## [Required work]
Return each line of the data below verbatim; pictures are to be left out.

★ ★ ★ ★

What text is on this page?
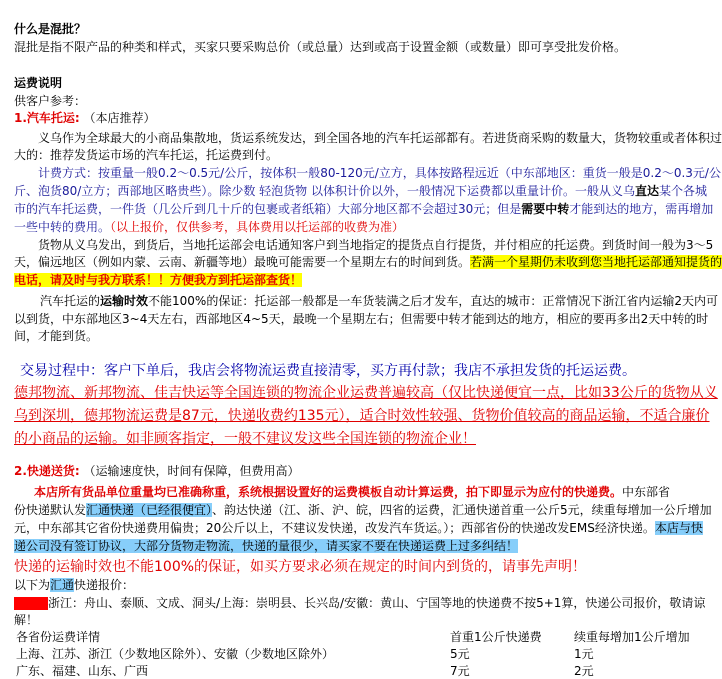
什么是混批？
混批是指不限产品的种类和样式，买家只要采购总价（或总量）达到或高于设置金额（或数量）即可享受批发价格。
运费说明
供客户参考：
1.汽车托运: （本店推荐）
义乌作为全球最大的小商品集散地，货运系统发达，到全国各地的汽车托运部都有。若进货商采购的数量大，货物较重或者体积过
大的：推荐发货运市场的汽车托运，托运费到付。
计费方式：按重量一般0.2～0.5元/公斤，按体积一般80-120元/立方，具体按路程远近（中东部地区：重货一般是0.2～0.3元/公
斤、泡货80/立方；西部地区略贵些）。除少数 轻泡货物 以体积计价以外，一般情况下运费都以重量计价。一般从义乌直达某个各城
市的汽车托运费，一件货（几公斤到几十斤的包裹或者纸箱）大部分地区都不会超过30元；但是需要中转才能到达的地方，需再增加
一些中转的费用。（以上报价，仅供参考，具体费用以托运部的收费为准）
货物从义乌发出，到货后，当地托运部会电话通知客户到当地指定的提货点自行提货，并付相应的托运费。到货时间一般为3～5
天，偏远地区（例如内蒙、云南、新疆等地）最晚可能需要一个星期左右的时间到货。若满一个星期仍未收到您当地托运部通知提货的
电话，请及时与我方联系！！方便我方到托运部查货！
汽车托运的运输时效不能100%的保证：托运部一般都是一车货装满之后才发车，直达的城市：正常情况下浙江省内运输2天内可
以到货，中东部地区3~4天左右，西部地区4~5天，最晚一个星期左右；但需要中转才能到达的地方，相应的要再多出2天中转的时
间，才能到货。
交易过程中：客户下单后，我店会将物流运费直接清零，买方再付款；我店不承担发货的托运运费。
德邦物流、新邦物流、佳吉快运等全国连锁的物流企业运费普遍较高（仅比快递便宜一点，比如33公斤的货物从义
乌到深圳，德邦物流运费是87元，快递收费约135元），适合时效性较强、货物价值较高的商品运输，不适合廉价
的小商品的运输。如非顾客指定，一般不建议发这些全国连锁的物流企业！
2.快递送货: （运输速度快，时间有保障，但费用高）
本店所有货品单位重量均已准确称重，系统根据设置好的运费模板自动计算运费，拍下即显示为应付的快递费。中东部省
份快递默认发汇通快递（已经很便宜）、韵达快递（江、浙、沪、皖，四省的运费，汇通快递首重一公斤5元，续重每增加一公斤增加
元，中东部其它省份快递费用偏贵；20公斤以上，不建议发快递，改发汽车货运。）；西部省份的快递改发EMS经济快递。本店与快
递公司没有签订协议，大部分货物走物流，快递的量很少，请买家不要在快递运费上过多纠结！
快递的运输时效也不能100%的保证，如买方要求必须在规定的时间内到货的，请事先声明！
以下为汇通快递报价：
浙江：舟山、泰顺、文成、洞头/上海：崇明县、长兴岛/安徽：黄山、宁国等地的快递费不按5+1算，快递公司报价，敬请谅
解！
各省份运费详情	首重1公斤快递费	续重每增加1公斤增加
上海、江苏、浙江（少数地区除外）、安徽（少数地区除外）	5元	1元
广东、福建、山东、广西	7元	2元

★ ★ ★ ★

## [Task response]
What text is on this page?
什么是混批？
混批是指不限产品的种类和样式，买家只要采购总价（或总量）达到或高于设置金额（或数量）即可享受批发价格。
运费说明
供客户参考：
1.汽车托运: （本店推荐）
义乌作为全球最大的小商品集散地，货运系统发达，到全国各地的汽车托运部都有。若进货商采购的数量大，货物较重或者体积过
大的：推荐发货运市场的汽车托运，托运费到付。
计费方式：按重量一般0.2～0.5元/公斤，按体积一般80-120元/立方，具体按路程远近（中东部地区：重货一般是0.2～0.3元/公
斤、泡货80/立方；西部地区略贵些）。除少数 轻泡货物 以体积计价以外，一般情况下运费都以重量计价。一般从义乌直达某个各城
市的汽车托运费，一件货（几公斤到几十斤的包裹或者纸箱）大部分地区都不会超过30元；但是需要中转才能到达的地方，需再增加
一些中转的费用。（以上报价，仅供参考，具体费用以托运部的收费为准）
货物从义乌发出，到货后，当地托运部会电话通知客户到当地指定的提货点自行提货，并付相应的托运费。到货时间一般为3～5
天，偏远地区（例如内蒙、云南、新疆等地）最晚可能需要一个星期左右的时间到货。若满一个星期仍未收到您当地托运部通知提货的
电话，请及时与我方联系！！方便我方到托运部查货！
汽车托运的运输时效不能100%的保证：托运部一般都是一车货装满之后才发车，直达的城市：正常情况下浙江省内运输2天内可
以到货，中东部地区3~4天左右，西部地区4~5天，最晚一个星期左右；但需要中转才能到达的地方，相应的要再多出2天中转的时
间，才能到货。
交易过程中：客户下单后，我店会将物流运费直接清零，买方再付款；我店不承担发货的托运运费。
德邦物流、新邦物流、佳吉快运等全国连锁的物流企业运费普遍较高（仅比快递便宜一点，比如33公斤的货物从义
乌到深圳，德邦物流运费是87元，快递收费约135元），适合时效性较强、货物价值较高的商品运输，不适合廉价
的小商品的运输。如非顾客指定，一般不建议发这些全国连锁的物流企业！
2.快递送货: （运输速度快，时间有保障，但费用高）
本店所有货品单位重量均已准确称重，系统根据设置好的运费模板自动计算运费，拍下即显示为应付的快递费。中东部省
份快递默认发汇通快递（已经很便宜）、韵达快递（江、浙、沪、皖，四省的运费，汇通快递首重一公斤5元，续重每增加一公斤增加
元，中东部其它省份快递费用偏贵；20公斤以上，不建议发快递，改发汽车货运。）；西部省份的快递改发EMS经济快递。本店与快
递公司没有签订协议，大部分货物走物流，快递的量很少，请买家不要在快递运费上过多纠结！
快递的运输时效也不能100%的保证，如买方要求必须在规定的时间内到货的，请事先声明！
以下为汇通快递报价：
浙江：舟山、泰顺、文成、洞头/上海：崇明县、长兴岛/安徽：黄山、宁国等地的快递费不按5+1算，快递公司报价，敬请谅
解！
各省份运费详情	首重1公斤快递费	续重每增加1公斤增加
上海、江苏、浙江（少数地区除外）、安徽（少数地区除外）	5元	1元
广东、福建、山东、广西	7元	2元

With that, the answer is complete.